● **CONSIGNE 1**
D'après l'extrait cité sur la politique québécoise, dans quel but le gouvernement Couillard a-t-il imposé des coupures budgétaires ? Répondez en une ou deux phrases.
● **CONSIGNE 2**
Rédigez la suite de l'extrait cité sur la politique québécoise, à partir de sa dernière phrase.

● **EXTRAIT CITÉ**
☆ ☆ ☆

Jean
Charest fut défait de peu à l’élection de 2014 et le PQ devint le gouvernement
minoritaire de Pauline Marois. Un des jeunes leaders des manifestions fut élu
député péquiste. Moins de deux ans plus tard, les libéraux revinrent au pouvoir
en force avec une victoire mémorable qui écrasa littéralement le PQ et son
jeune député contestataire dont la popularité s’avéra éphémère. Ces derniers venaient
de comprendre que c’est le long terme qui est important pour les Québécois.
Aujourd’hui,
de nouvelles manifestations anti-gouvernement-libéral reprennent. Certains
chefs-étudiants actuels, (si on peut les appeler des chefs), plus à gauche, se
disent justifiés de réagir contre les coupures budgétaires imposées par le
gouvernement Couillard pour éliminer les déficits annuels qui augmentent
exagérément, sans cesse, la dette des Québécois.

☆ ☆ ☆

● **INFORMATIONS FOURNIES**
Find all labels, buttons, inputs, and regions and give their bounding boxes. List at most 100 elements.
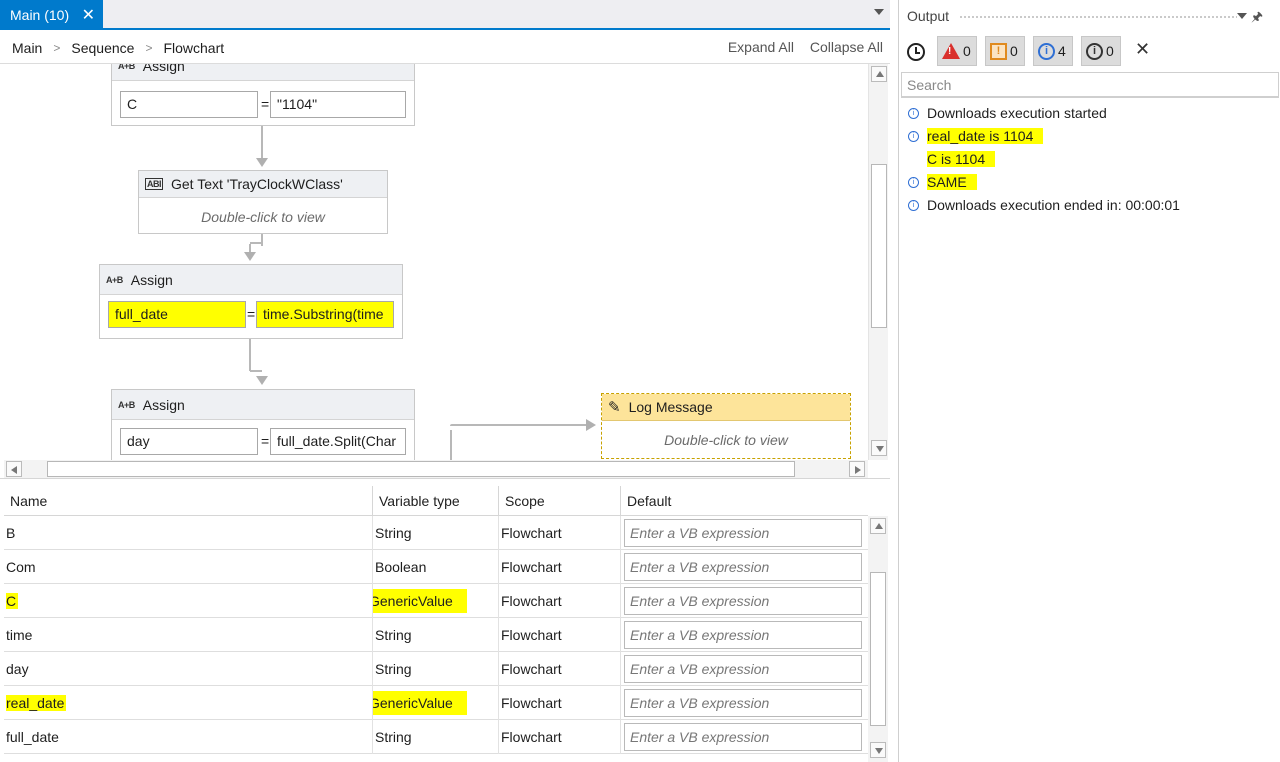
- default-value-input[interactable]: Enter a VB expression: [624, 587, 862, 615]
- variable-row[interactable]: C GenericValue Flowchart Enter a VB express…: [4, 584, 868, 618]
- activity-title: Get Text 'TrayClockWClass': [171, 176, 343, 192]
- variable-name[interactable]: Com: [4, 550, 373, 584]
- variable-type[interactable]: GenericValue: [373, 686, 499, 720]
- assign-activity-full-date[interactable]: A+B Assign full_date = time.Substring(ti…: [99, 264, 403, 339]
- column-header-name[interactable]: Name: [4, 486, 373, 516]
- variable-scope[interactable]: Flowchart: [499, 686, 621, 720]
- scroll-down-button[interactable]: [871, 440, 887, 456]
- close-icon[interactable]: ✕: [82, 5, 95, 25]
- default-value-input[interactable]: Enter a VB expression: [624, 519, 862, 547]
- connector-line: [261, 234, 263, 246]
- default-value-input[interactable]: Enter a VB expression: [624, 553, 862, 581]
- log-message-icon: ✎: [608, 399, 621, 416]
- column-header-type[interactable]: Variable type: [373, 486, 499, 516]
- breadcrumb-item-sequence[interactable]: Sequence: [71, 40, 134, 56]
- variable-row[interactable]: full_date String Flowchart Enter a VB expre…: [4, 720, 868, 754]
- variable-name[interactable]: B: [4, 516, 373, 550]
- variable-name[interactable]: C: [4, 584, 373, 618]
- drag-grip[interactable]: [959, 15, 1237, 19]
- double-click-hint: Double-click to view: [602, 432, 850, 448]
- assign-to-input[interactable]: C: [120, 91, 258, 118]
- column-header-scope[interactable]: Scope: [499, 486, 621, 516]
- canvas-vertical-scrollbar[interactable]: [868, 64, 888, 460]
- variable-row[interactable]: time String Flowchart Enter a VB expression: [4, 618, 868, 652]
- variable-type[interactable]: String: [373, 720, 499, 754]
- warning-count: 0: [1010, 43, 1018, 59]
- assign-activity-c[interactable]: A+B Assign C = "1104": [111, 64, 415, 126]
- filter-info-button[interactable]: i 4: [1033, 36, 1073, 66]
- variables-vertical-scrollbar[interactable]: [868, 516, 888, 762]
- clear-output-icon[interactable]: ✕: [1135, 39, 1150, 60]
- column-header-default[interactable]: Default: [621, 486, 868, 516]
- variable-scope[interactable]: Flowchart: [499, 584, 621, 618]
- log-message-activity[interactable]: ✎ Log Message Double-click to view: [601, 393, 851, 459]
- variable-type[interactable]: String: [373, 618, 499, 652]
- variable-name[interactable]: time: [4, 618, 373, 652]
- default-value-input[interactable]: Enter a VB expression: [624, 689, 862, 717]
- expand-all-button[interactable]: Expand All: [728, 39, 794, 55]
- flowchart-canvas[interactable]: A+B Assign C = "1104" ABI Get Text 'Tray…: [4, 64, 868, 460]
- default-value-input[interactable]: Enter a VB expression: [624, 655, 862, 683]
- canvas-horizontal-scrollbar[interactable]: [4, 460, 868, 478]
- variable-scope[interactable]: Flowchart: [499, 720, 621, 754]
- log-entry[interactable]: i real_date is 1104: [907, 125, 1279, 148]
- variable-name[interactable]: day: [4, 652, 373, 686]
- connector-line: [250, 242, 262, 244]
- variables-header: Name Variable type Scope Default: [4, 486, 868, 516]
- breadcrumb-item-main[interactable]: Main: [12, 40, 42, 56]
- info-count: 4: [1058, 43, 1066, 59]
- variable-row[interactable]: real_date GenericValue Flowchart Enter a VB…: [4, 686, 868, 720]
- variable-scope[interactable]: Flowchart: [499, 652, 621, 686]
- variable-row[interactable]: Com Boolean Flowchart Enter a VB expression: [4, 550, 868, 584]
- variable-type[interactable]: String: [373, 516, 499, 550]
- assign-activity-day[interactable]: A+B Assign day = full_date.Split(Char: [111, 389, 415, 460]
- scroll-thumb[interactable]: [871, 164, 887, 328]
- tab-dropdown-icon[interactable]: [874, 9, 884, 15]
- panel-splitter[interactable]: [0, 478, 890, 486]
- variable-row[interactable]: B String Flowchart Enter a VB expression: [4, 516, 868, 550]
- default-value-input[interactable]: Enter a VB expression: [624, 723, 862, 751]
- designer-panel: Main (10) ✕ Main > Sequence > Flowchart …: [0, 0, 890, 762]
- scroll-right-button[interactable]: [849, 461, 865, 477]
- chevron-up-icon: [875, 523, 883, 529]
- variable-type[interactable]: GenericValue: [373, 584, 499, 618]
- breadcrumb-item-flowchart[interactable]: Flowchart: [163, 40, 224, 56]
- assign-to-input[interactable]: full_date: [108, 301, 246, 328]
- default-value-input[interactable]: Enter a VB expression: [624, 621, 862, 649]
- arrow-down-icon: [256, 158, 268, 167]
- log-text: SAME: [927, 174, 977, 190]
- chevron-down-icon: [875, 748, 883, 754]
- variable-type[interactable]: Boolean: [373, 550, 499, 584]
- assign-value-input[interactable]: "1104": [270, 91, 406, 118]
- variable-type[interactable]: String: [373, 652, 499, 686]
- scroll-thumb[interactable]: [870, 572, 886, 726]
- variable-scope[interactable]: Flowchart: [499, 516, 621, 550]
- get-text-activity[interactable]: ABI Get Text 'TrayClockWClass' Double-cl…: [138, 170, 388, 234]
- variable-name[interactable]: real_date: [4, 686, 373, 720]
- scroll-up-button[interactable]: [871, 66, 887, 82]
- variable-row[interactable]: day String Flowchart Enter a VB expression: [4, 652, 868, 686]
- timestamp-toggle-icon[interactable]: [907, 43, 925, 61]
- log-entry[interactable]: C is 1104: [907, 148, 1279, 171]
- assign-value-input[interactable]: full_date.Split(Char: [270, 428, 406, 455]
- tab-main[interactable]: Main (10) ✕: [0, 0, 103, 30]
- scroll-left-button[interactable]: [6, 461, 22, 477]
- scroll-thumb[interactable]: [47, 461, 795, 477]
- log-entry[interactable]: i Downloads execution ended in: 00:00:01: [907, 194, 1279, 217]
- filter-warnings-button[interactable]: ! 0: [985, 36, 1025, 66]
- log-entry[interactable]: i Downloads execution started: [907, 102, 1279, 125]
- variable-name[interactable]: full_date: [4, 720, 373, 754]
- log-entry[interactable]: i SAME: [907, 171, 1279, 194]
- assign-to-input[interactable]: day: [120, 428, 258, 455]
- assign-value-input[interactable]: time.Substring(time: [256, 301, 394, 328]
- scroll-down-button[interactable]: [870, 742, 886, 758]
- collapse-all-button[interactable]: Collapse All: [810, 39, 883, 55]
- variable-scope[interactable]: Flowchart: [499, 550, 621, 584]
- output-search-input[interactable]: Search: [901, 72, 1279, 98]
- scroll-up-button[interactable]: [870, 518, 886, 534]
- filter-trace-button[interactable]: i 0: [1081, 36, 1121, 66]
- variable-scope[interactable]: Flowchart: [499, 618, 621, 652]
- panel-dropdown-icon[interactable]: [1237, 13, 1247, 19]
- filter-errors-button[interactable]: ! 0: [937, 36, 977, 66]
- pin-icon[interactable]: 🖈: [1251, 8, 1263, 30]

☆ ☆ ☆

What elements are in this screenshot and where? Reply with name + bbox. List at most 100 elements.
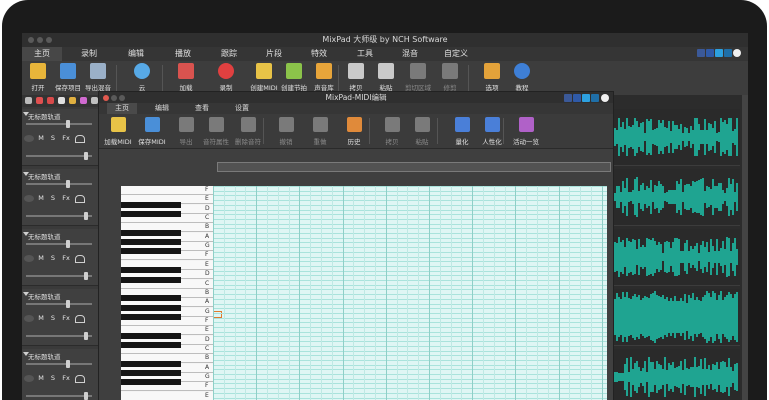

☆ ☆ ☆

● **BONNE RÉPONSE 1**
Le gouvernement Couillard a imposé ces coupures budgétaires pour éliminer les déficits annuels, qui augmentent exagérément et sans cesse la dette des Québécois.

● **BONNE RÉPONSE 2**
Il
est clair que le Québec ne peut continuer ainsi et il est temps qu’il réévalue
et réoriente ses dépenses. Les coupures sont qualifiées par les contestataires
de « régime d’austérité » alors qu’elles n’en sont pas. Les chefs-étudiants
comprennent aussi qu’en définitive ce seront les générations futures qui
profiteront de ces serrements des dépenses et que la leur sera la première à en
profiter. Évidemment, ils évitent d’en parler car leur but premier est de manifester
contre le gouvernement. Pour réussir, ils ont bien compris que le sujet de
« l’austérité », seul, ne sera pas suffisant pour motiver un grand
nombre de personnes à se rallier à leur projet. Il fallait autre chose. Voilà
la raison pour laquelle ils ont ajouté un deuxième thème, les
hydrocarbures : de l’exploitation des sables bitumineux à la distribution
du pétrole par oléoducs au gaz de schiste. Et oups ! Encore hier, ils viennent
d’ajouter le racisme dans leur cahier de doléances, comme quoi ils ont des
difficultés à rassembler tout le monde qu’ils espéraient et que c’est bien le
gouvernement qu’il conteste.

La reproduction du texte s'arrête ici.